## SOURCE DATA
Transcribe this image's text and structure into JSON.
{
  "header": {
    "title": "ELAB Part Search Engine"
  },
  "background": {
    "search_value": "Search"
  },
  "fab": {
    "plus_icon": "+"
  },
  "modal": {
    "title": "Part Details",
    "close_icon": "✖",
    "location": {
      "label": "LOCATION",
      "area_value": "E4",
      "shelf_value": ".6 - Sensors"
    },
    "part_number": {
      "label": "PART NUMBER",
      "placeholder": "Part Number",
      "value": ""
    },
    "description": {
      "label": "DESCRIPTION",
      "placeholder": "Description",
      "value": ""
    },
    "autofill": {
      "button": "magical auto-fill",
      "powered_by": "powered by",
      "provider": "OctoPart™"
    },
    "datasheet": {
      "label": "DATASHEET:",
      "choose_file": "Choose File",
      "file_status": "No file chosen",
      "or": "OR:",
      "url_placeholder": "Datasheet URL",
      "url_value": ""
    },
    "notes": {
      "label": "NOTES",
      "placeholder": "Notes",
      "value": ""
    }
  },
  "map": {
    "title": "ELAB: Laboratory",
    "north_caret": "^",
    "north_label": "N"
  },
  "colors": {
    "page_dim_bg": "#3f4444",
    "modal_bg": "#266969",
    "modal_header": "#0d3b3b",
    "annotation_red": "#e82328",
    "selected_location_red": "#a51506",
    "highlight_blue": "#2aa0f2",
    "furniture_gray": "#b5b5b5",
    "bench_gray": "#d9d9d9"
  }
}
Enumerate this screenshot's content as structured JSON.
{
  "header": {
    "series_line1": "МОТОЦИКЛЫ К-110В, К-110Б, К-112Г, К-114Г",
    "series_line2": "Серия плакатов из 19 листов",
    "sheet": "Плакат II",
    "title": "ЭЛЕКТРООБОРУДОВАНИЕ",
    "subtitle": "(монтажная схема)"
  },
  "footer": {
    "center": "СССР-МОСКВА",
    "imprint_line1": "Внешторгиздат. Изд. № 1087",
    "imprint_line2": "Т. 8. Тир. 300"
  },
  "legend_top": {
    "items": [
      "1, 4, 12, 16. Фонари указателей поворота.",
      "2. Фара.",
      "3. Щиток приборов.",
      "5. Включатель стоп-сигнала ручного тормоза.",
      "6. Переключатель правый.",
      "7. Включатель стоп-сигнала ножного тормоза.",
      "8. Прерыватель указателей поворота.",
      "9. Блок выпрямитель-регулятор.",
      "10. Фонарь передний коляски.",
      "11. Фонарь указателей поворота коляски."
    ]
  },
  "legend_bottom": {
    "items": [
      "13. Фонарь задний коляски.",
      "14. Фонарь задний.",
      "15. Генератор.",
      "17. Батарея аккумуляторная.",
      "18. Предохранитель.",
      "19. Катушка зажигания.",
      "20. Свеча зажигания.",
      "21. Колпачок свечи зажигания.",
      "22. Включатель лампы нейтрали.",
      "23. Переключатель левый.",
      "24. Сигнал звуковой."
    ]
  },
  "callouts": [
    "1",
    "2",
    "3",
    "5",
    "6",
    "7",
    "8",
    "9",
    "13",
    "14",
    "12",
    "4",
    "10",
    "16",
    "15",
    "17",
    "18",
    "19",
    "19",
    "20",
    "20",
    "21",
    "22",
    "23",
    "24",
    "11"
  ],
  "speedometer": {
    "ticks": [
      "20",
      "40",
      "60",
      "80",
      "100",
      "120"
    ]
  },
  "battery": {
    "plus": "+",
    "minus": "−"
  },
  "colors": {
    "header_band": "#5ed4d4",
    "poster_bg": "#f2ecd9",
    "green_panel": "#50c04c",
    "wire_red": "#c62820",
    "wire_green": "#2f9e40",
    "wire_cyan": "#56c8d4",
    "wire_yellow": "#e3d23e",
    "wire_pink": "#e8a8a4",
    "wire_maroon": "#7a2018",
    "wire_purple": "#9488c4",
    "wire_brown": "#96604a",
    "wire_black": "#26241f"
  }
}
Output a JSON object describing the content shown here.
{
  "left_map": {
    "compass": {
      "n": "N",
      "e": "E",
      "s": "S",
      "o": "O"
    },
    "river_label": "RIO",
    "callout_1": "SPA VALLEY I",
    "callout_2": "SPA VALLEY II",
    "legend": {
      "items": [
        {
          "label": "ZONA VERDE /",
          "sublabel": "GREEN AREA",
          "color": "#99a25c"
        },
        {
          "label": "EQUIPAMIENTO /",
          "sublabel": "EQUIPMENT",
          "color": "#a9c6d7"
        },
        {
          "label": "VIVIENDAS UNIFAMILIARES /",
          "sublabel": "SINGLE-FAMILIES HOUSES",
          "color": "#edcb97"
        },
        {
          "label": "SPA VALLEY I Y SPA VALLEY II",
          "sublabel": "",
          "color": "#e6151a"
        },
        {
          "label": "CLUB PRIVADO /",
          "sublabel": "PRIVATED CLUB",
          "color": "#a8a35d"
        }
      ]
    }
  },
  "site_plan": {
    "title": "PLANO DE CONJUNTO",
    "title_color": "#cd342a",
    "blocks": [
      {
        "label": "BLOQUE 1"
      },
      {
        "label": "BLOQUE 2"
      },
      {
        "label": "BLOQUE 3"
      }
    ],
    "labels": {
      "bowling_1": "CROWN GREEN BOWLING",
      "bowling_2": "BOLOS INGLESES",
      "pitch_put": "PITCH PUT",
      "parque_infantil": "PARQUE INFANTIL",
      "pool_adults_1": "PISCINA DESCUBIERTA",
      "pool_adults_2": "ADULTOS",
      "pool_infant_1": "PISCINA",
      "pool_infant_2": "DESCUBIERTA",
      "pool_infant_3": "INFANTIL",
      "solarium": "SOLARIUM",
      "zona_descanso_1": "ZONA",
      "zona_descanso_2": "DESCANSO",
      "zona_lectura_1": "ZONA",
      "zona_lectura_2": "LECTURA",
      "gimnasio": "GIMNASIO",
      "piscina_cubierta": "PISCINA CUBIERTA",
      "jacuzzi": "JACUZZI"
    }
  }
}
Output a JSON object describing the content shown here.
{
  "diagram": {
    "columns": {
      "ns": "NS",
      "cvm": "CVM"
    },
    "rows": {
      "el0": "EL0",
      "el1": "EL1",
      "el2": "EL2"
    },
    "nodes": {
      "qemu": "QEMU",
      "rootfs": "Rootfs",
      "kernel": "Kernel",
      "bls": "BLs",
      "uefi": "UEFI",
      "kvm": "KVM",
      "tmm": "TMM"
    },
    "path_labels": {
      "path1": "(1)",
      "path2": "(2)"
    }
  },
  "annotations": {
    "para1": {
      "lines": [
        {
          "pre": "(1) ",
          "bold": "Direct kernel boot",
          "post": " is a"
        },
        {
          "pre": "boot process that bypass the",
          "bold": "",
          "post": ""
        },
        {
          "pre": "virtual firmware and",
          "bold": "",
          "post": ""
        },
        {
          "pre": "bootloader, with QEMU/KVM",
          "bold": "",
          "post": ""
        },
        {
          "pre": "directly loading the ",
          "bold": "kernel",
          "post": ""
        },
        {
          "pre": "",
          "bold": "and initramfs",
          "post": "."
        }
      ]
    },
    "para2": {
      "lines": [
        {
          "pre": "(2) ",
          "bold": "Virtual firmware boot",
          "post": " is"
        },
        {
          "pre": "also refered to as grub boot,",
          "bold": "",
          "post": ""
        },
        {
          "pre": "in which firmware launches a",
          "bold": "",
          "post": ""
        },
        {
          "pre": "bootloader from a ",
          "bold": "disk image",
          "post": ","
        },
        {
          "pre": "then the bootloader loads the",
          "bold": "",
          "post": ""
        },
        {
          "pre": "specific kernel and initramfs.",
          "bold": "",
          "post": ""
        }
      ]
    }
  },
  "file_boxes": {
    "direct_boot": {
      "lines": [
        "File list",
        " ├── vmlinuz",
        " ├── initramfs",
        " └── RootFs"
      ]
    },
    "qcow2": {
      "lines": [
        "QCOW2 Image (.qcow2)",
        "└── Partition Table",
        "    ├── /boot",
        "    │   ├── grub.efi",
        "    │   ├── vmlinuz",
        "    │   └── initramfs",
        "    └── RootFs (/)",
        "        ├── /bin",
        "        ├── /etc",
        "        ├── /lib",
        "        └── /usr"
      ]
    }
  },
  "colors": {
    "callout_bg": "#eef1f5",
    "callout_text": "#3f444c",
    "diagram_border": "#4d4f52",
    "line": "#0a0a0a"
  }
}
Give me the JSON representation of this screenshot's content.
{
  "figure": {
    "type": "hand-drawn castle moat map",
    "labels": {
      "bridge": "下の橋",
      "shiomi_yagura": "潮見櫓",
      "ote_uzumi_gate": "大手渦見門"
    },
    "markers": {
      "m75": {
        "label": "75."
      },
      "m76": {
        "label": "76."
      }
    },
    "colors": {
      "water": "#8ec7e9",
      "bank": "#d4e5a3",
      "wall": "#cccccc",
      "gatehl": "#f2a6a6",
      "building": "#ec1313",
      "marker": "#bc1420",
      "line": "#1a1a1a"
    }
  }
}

## YOUR INSTRUCTIONS
Find the lines above holding the word "VALLEY" and show them.

## EXERCISE ANSWER
    "callout_1": "SPA VALLEY I",
    "callout_2": "SPA VALLEY II",
          "label": "SPA VALLEY I Y SPA VALLEY II",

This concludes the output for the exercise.